* Task objective:
Return each line holding the string "searching".
..............................
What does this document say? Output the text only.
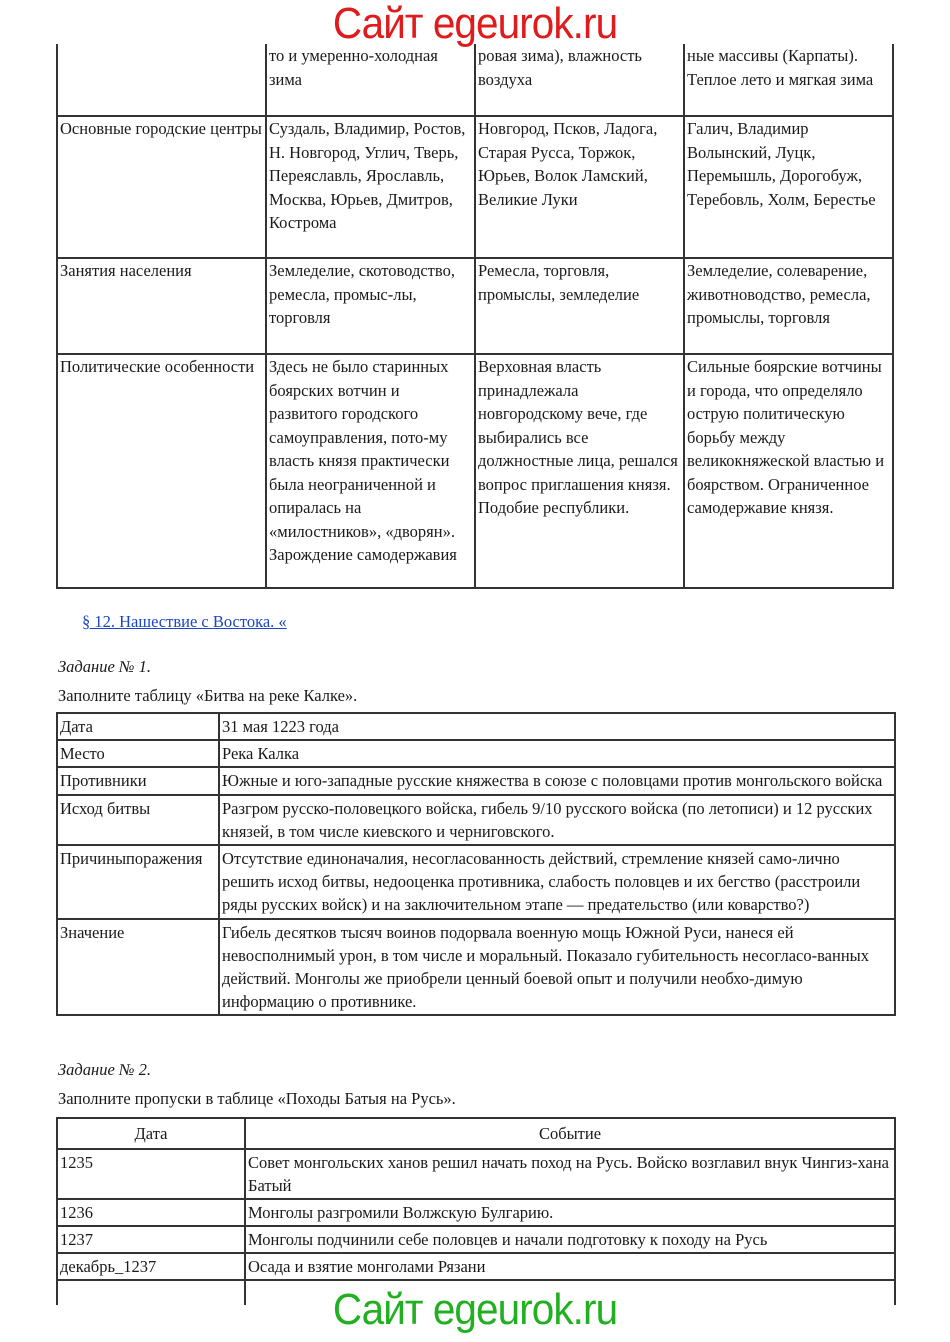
Сайт egeurok.ru
	то и умеренно-холодная зима	ровая зима), влажность воздуха	ные массивы (Карпаты). Теплое лето и мягкая зима
Основные городские центры	Суздаль, Владимир, Ростов, Н. Новгород, Углич, Тверь, Переяславль, Ярославль, Москва, Юрьев, Дмитров, Кострома	Новгород, Псков, Ладога, Старая Русса, Торжок, Юрьев, Волок Ламский, Великие Луки	Галич, Владимир Волынский, Луцк, Перемышль, Дорогобуж, Теребовль, Холм, Берестье
Занятия населения	Земледелие, скотоводство, ремесла, промыс-лы, торговля	Ремесла, торговля, промыслы, земледелие	Земледелие, солеварение, животноводство, ремесла, промыслы, торговля
Политические особенности	Здесь не было старинных боярских вотчин и развитого городского самоуправления, пото-му власть князя практически была неограниченной и опиралась на «милостников», «дворян». Зарождение самодержавия	Верховная власть принадлежала новгородскому вече, где выбирались все должностные лица, решался вопрос приглашения князя. Подобие республики.	Сильные боярские вотчины и города, что определяло острую политическую борьбу между великокняжеской властью и боярством. Ограниченное самодержавие князя.
§ 12. Нашествие с Востока. «
Задание № 1.
Заполните таблицу «Битва на реке Калке».
Дата	31 мая 1223 года
Место	Река Калка
Противники	Южные и юго-западные русские княжества в союзе с половцами против монгольского войска
Исход битвы	Разгром русско-половецкого войска, гибель 9/10 русского войска (по летописи) и 12 русских князей, в том числе киевского и черниговского.
Причиныпоражения	Отсутствие единоначалия, несогласованность действий, стремление князей само-лично решить исход битвы, недооценка противника, слабость половцев и их бегство (расстроили ряды русских войск) и на заключительном этапе — предательство (или коварство?)
Значение	Гибель десятков тысяч воинов подорвала военную мощь Южной Руси, нанеся ей невосполнимый урон, в том числе и моральный. Показало губительность несогласо-ванных действий. Монголы же приобрели ценный боевой опыт и получили необхо-димую информацию о противнике.
Задание № 2.
Заполните пропуски в таблице «Походы Батыя на Русь».
Дата	Событие
1235	Совет монгольских ханов решил начать поход на Русь. Войско возглавил внук Чингиз-хана Батый
1236	Монголы разгромили Волжскую Булгарию.
1237	Монголы подчинили себе половцев и начали подготовку к походу на Русь
декабрь_1237	Осада и взятие монголами Рязани

Сайт egeurok.ru
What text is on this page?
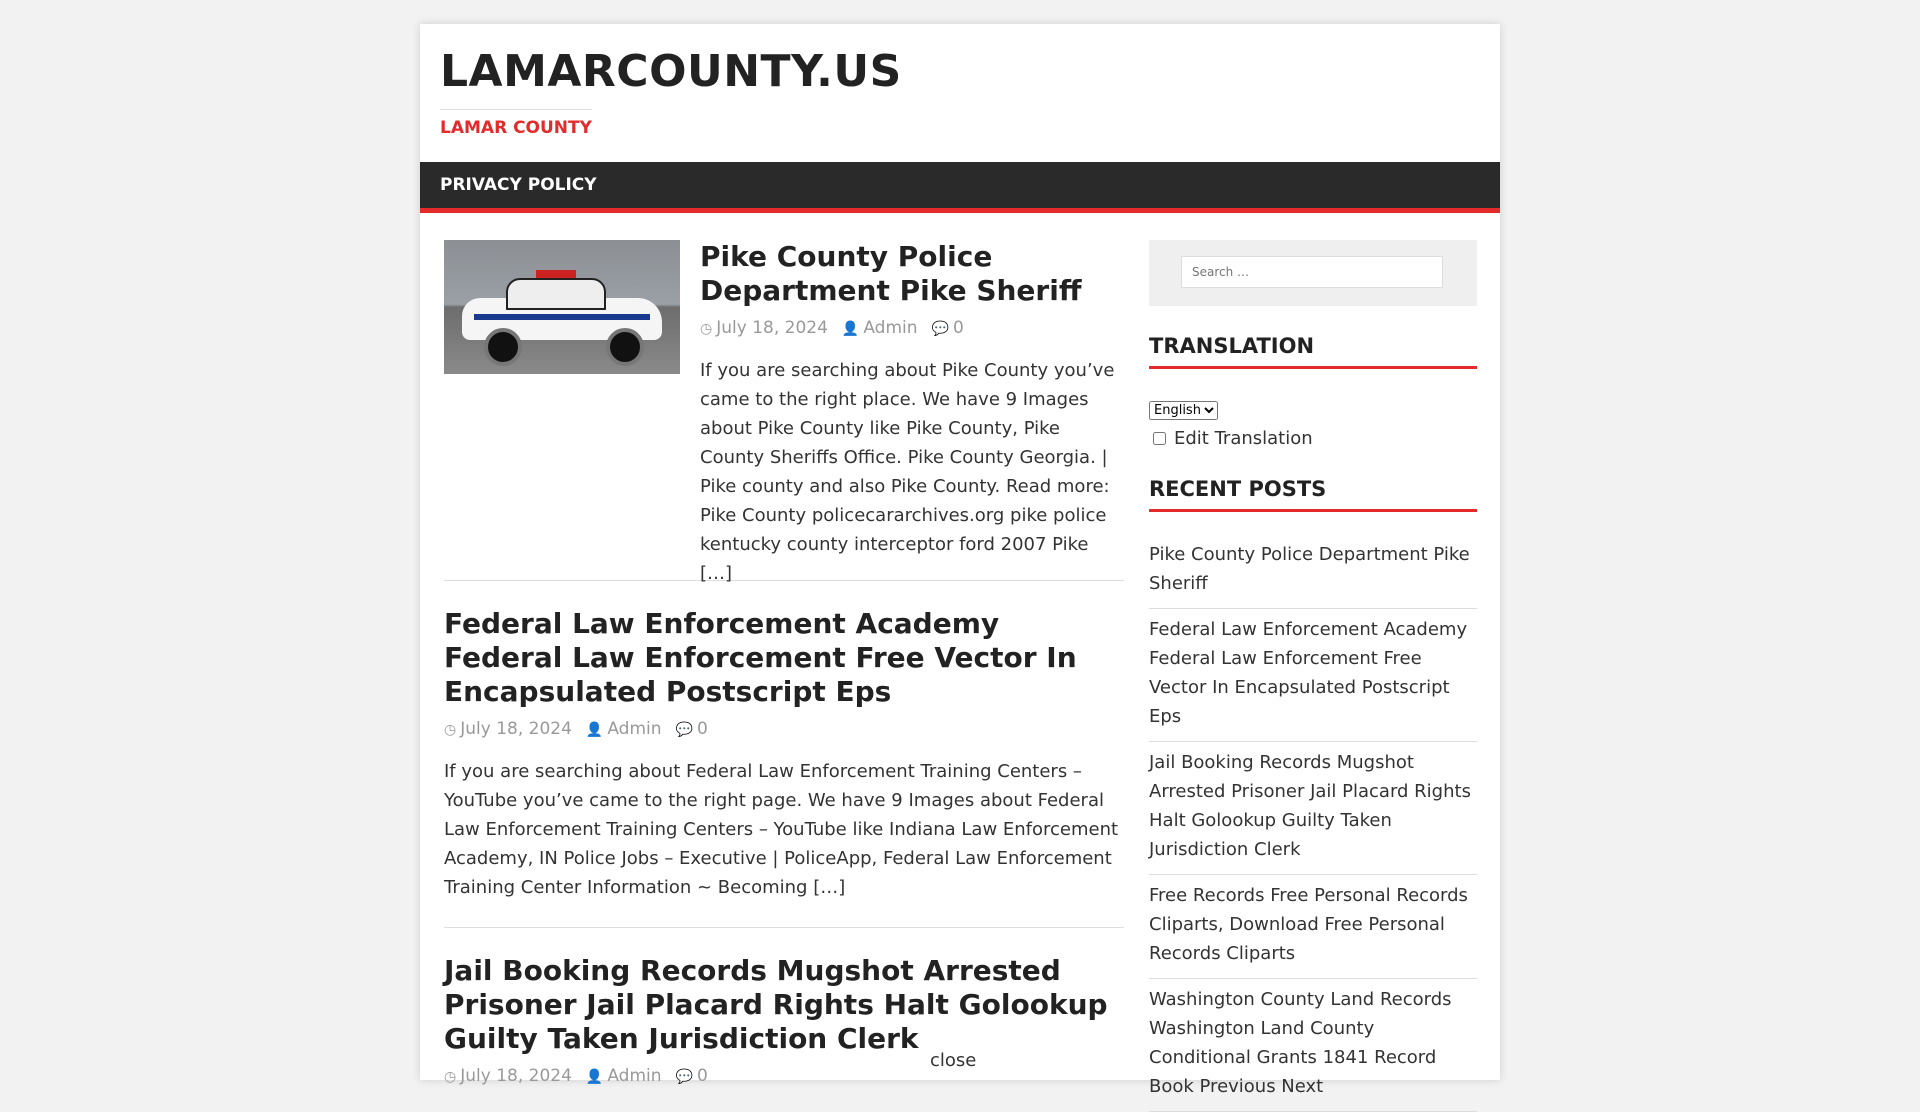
LAMARCOUNTY.US
LAMAR COUNTY
PRIVACY POLICY
Pike County Police Department Pike Sheriff
◷ July 18, 2024 👤 Admin 💬 0
If you are searching about Pike County you’ve came to the right place. We have 9 Images about Pike County like Pike County, Pike County Sheriffs Office. Pike County Georgia. | Pike county and also Pike County. Read more: Pike County policecararchives.org pike police kentucky county interceptor ford 2007 Pike […]
Federal Law Enforcement Academy Federal Law Enforcement Free Vector In Encapsulated Postscript Eps
◷ July 18, 2024 👤 Admin 💬 0
If you are searching about Federal Law Enforcement Training Centers – YouTube you’ve came to the right page. We have 9 Images about Federal Law Enforcement Training Centers – YouTube like Indiana Law Enforcement Academy, IN Police Jobs – Executive | PoliceApp, Federal Law Enforcement Training Center Information ~ Becoming […]
Jail Booking Records Mugshot Arrested Prisoner Jail Placard Rights Halt Golookup Guilty Taken Jurisdiction Clerk
◷ July 18, 2024 👤 Admin 💬 0
Search …
TRANSLATION
English
Edit Translation
RECENT POSTS
Pike County Police Department Pike Sheriff
Federal Law Enforcement Academy Federal Law Enforcement Free Vector In Encapsulated Postscript Eps
Jail Booking Records Mugshot Arrested Prisoner Jail Placard Rights Halt Golookup Guilty Taken Jurisdiction Clerk
Free Records Free Personal Records Cliparts, Download Free Personal Records Cliparts
Washington County Land Records Washington Land County Conditional Grants 1841 Record Book Previous Next
close
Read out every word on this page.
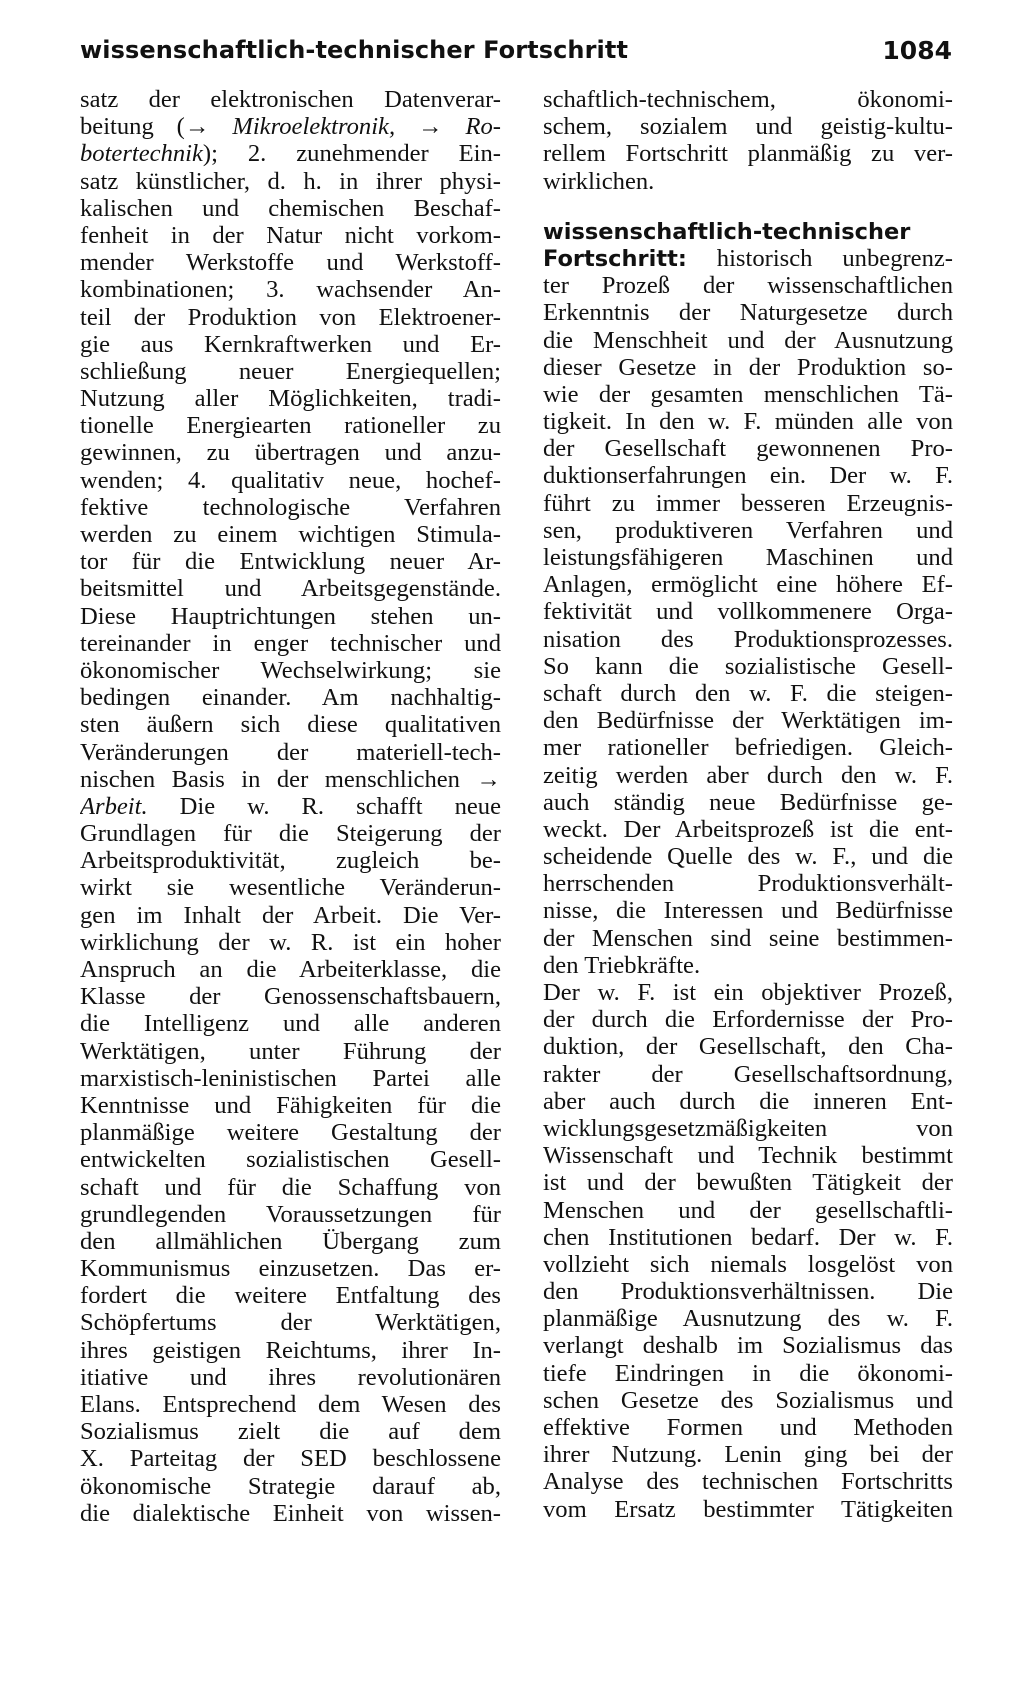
wissenschaftlich-technischer Fortschritt	1084
satz der elektronischen Datenverar-
beitung (→ Mikroelektronik, → Ro-
botertechnik); 2. zunehmender Ein-
satz künstlicher, d. h. in ihrer physi-
kalischen und chemischen Beschaf-
fenheit in der Natur nicht vorkom-
mender Werkstoffe und Werkstoff-
kombinationen; 3. wachsender An-
teil der Produktion von Elektroener-
gie aus Kernkraftwerken und Er-
schließung neuer Energiequellen;
Nutzung aller Möglichkeiten, tradi-
tionelle Energiearten rationeller zu
gewinnen, zu übertragen und anzu-
wenden; 4. qualitativ neue, hochef-
fektive technologische Verfahren
werden zu einem wichtigen Stimula-
tor für die Entwicklung neuer Ar-
beitsmittel und Arbeitsgegenstände.
Diese Hauptrichtungen stehen un-
tereinander in enger technischer und
ökonomischer Wechselwirkung; sie
bedingen einander. Am nachhaltig-
sten äußern sich diese qualitativen
Veränderungen der materiell-tech-
nischen Basis in der menschlichen →
Arbeit. Die w. R. schafft neue
Grundlagen für die Steigerung der
Arbeitsproduktivität, zugleich be-
wirkt sie wesentliche Veränderun-
gen im Inhalt der Arbeit. Die Ver-
wirklichung der w. R. ist ein hoher
Anspruch an die Arbeiterklasse, die
Klasse der Genossenschaftsbauern,
die Intelligenz und alle anderen
Werktätigen, unter Führung der
marxistisch-leninistischen Partei alle
Kenntnisse und Fähigkeiten für die
planmäßige weitere Gestaltung der
entwickelten sozialistischen Gesell-
schaft und für die Schaffung von
grundlegenden Voraussetzungen für
den allmählichen Übergang zum
Kommunismus einzusetzen. Das er-
fordert die weitere Entfaltung des
Schöpfertums der Werktätigen,
ihres geistigen Reichtums, ihrer In-
itiative und ihres revolutionären
Elans. Entsprechend dem Wesen des
Sozialismus zielt die auf dem
X. Parteitag der SED beschlossene
ökonomische Strategie darauf ab,
die dialektische Einheit von wissen-
schaftlich-technischem, ökonomi-
schem, sozialem und geistig-kultu-
rellem Fortschritt planmäßig zu ver-
wirklichen.
wissenschaftlich-technischer
Fortschritt: historisch unbegrenz-
ter Prozeß der wissenschaftlichen
Erkenntnis der Naturgesetze durch
die Menschheit und der Ausnutzung
dieser Gesetze in der Produktion so-
wie der gesamten menschlichen Tä-
tigkeit. In den w. F. münden alle von
der Gesellschaft gewonnenen Pro-
duktionserfahrungen ein. Der w. F.
führt zu immer besseren Erzeugnis-
sen, produktiveren Verfahren und
leistungsfähigeren Maschinen und
Anlagen, ermöglicht eine höhere Ef-
fektivität und vollkommenere Orga-
nisation des Produktionsprozesses.
So kann die sozialistische Gesell-
schaft durch den w. F. die steigen-
den Bedürfnisse der Werktätigen im-
mer rationeller befriedigen. Gleich-
zeitig werden aber durch den w. F.
auch ständig neue Bedürfnisse ge-
weckt. Der Arbeitsprozeß ist die ent-
scheidende Quelle des w. F., und die
herrschenden Produktionsverhält-
nisse, die Interessen und Bedürfnisse
der Menschen sind seine bestimmen-
den Triebkräfte.
Der w. F. ist ein objektiver Prozeß,
der durch die Erfordernisse der Pro-
duktion, der Gesellschaft, den Cha-
rakter der Gesellschaftsordnung,
aber auch durch die inneren Ent-
wicklungsgesetzmäßigkeiten von
Wissenschaft und Technik bestimmt
ist und der bewußten Tätigkeit der
Menschen und der gesellschaftli-
chen Institutionen bedarf. Der w. F.
vollzieht sich niemals losgelöst von
den Produktionsverhältnissen. Die
planmäßige Ausnutzung des w. F.
verlangt deshalb im Sozialismus das
tiefe Eindringen in die ökonomi-
schen Gesetze des Sozialismus und
effektive Formen und Methoden
ihrer Nutzung. Lenin ging bei der
Analyse des technischen Fortschritts
vom Ersatz bestimmter Tätigkeiten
..............................
* Solved exercise:
If you are searching about Pike County you’ve came to the right place. We have 9 Images about Pike County like Pike County, Pike County Sheriffs Office. Pike County Georgia. | Pike county and also Pike County. Read more: Pike County policecararchives.org pike police kentucky county interceptor ford 2007 Pike […]
If you are searching about Federal Law Enforcement Training Centers – YouTube you’ve came to the right page. We have 9 Images about Federal Law Enforcement Training Centers – YouTube like Indiana Law Enforcement Academy, IN Police Jobs – Executive | PoliceApp, Federal Law Enforcement Training Center Information ~ Becoming […]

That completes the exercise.